* _Что требуется_: Оформите все строки ниже в виде нумерованного списка, пропустив пустые. Изображения в ответ не включайте.

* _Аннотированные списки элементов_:
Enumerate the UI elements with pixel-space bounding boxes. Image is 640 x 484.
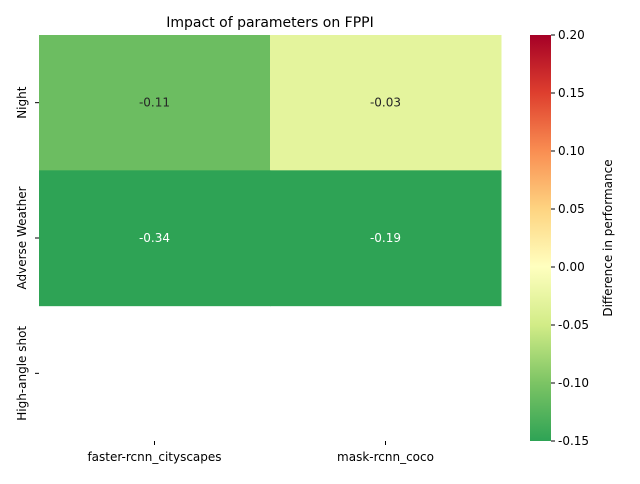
- cell-value-label: -0.34: [139, 231, 170, 245]
- heatmap-cell: [270, 35, 502, 171]
- colorbar-tick-label: -0.10: [558, 376, 589, 390]
- colorbar: 0.20 0.15 0.10 0.05 0.00 -0.05 -0.10 -0.15 Diffe…: [530, 28, 615, 448]
- chart-title: Impact of parameters on FPPI: [166, 15, 373, 31]
- heatmap-cell: [270, 170, 502, 307]
- colorbar-tick-label: -0.15: [558, 434, 589, 448]
- colorbar-label: Difference in performance: [601, 159, 615, 316]
- colorbar-tick-label: 0.10: [558, 144, 585, 158]
- colorbar-tick-label: 0.00: [558, 260, 585, 274]
- heatmap-cells: -0.11 -0.03 -0.34 -0.19: [39, 35, 502, 307]
- x-axis: faster-rcnn_cityscapes mask-rcnn_coco: [87, 441, 434, 464]
- heatmap-cell: [39, 35, 271, 171]
- y-axis: Night Adverse Weather High-angle shot: [15, 86, 39, 421]
- x-tick-label: faster-rcnn_cityscapes: [87, 450, 221, 464]
- colorbar-tick-label: 0.15: [558, 86, 585, 100]
- x-tick-label: mask-rcnn_coco: [337, 450, 434, 464]
- colorbar-gradient: [530, 35, 551, 441]
- colorbar-tick-label: 0.05: [558, 202, 585, 216]
- colorbar-tick-label: 0.20: [558, 28, 585, 42]
- heatmap-cell: [39, 170, 271, 307]
- cell-value-label: -0.11: [139, 96, 170, 110]
- y-tick-label: Night: [15, 86, 29, 119]
- y-tick-label: Adverse Weather: [15, 186, 29, 289]
- cell-value-label: -0.19: [370, 231, 401, 245]
- colorbar-tick-label: -0.05: [558, 318, 589, 332]
- cell-value-label: -0.03: [370, 96, 401, 110]
- y-tick-label: High-angle shot: [15, 326, 29, 421]
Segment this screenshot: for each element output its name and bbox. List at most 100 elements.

* _Полный ответ_:
1. Enumerate the UI elements with pixel-space bounding boxes. Image is 640 x 484.
2. - cell-value-label: -0.34: [139, 231, 170, 245]
3. - heatmap-cell: [270, 35, 502, 171]
4. - colorbar-tick-label: -0.10: [558, 376, 589, 390]
5. - colorbar: 0.20 0.15 0.10 0.05 0.00 -0.05 -0.10 -0.15 Diffe…: [530, 28, 615, 448]
6. - chart-title: Impact of parameters on FPPI: [166, 15, 373, 31]
7. - heatmap-cell: [270, 170, 502, 307]
8. - colorbar-tick-label: -0.15: [558, 434, 589, 448]
9. - colorbar-label: Difference in performance: [601, 159, 615, 316]
10. - colorbar-tick-label: 0.10: [558, 144, 585, 158]
11. - colorbar-tick-label: 0.00: [558, 260, 585, 274]
12. - heatmap-cells: -0.11 -0.03 -0.34 -0.19: [39, 35, 502, 307]
13. - x-axis: faster-rcnn_cityscapes mask-rcnn_coco: [87, 441, 434, 464]
14. - heatmap-cell: [39, 35, 271, 171]
15. - y-axis: Night Adverse Weather High-angle shot: [15, 86, 39, 421]
16. - x-tick-label: faster-rcnn_cityscapes: [87, 450, 221, 464]
17. - colorbar-tick-label: 0.15: [558, 86, 585, 100]
18. - x-tick-label: mask-rcnn_coco: [337, 450, 434, 464]
19. - colorbar-gradient: [530, 35, 551, 441]
20. - colorbar-tick-label: 0.05: [558, 202, 585, 216]
21. - colorbar-tick-label: 0.20: [558, 28, 585, 42]
22. - heatmap-cell: [39, 170, 271, 307]
23. - cell-value-label: -0.11: [139, 96, 170, 110]
24. - y-tick-label: Night: [15, 86, 29, 119]
25. - y-tick-label: Adverse Weather: [15, 186, 29, 289]
26. - cell-value-label: -0.19: [370, 231, 401, 245]
27. - colorbar-tick-label: -0.05: [558, 318, 589, 332]
28. - cell-value-label: -0.03: [370, 96, 401, 110]
29. - y-tick-label: High-angle shot: [15, 326, 29, 421]
30. Segment this screenshot: for each element output its name and bbox. List at most 100 elements.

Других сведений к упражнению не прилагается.